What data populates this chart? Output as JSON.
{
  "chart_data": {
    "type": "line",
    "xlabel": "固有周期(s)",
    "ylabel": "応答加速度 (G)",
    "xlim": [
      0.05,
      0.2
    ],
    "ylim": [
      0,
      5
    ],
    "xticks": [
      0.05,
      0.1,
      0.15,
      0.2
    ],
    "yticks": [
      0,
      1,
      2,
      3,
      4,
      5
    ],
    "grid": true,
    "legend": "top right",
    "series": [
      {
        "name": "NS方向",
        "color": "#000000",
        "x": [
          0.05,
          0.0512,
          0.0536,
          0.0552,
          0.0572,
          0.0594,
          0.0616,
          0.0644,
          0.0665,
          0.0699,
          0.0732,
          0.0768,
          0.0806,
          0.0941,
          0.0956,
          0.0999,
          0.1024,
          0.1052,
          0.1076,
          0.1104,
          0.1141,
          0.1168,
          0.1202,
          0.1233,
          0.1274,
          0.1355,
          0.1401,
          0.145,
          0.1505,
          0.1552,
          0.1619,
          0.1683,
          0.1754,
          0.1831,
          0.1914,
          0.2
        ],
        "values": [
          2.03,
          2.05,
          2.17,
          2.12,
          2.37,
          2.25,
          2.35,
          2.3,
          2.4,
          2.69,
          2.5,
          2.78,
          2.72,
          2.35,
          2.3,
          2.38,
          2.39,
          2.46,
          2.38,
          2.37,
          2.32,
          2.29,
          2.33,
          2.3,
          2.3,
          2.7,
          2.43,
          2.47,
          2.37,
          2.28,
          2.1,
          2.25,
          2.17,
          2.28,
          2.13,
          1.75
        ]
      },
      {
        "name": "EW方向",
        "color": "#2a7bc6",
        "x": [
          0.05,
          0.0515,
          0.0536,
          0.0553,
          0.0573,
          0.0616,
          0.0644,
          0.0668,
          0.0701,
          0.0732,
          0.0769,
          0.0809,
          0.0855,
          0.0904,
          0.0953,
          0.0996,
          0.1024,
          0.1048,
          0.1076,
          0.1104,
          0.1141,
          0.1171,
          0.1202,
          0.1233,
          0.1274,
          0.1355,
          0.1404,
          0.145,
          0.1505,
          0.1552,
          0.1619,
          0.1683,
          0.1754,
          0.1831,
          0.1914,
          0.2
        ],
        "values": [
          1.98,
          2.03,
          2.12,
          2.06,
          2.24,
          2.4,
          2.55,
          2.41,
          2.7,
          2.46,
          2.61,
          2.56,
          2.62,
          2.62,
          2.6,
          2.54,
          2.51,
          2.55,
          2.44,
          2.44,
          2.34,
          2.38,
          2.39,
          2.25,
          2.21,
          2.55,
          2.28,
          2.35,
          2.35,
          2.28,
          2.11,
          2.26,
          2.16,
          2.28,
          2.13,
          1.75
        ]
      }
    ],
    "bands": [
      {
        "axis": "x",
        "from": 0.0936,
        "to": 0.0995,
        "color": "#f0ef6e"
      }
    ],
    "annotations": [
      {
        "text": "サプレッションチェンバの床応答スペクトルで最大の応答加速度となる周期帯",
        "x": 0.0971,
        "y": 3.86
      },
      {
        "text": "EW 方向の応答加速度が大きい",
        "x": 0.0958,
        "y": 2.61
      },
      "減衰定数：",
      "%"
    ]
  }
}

☆ ☆ ☆ ☆ ☆ ☆ ☆

Your task is to gather every line with the word "color" and copy it.

        "color": "#000000",
        "color": "#2a7bc6",
        "color": "#f0ef6e"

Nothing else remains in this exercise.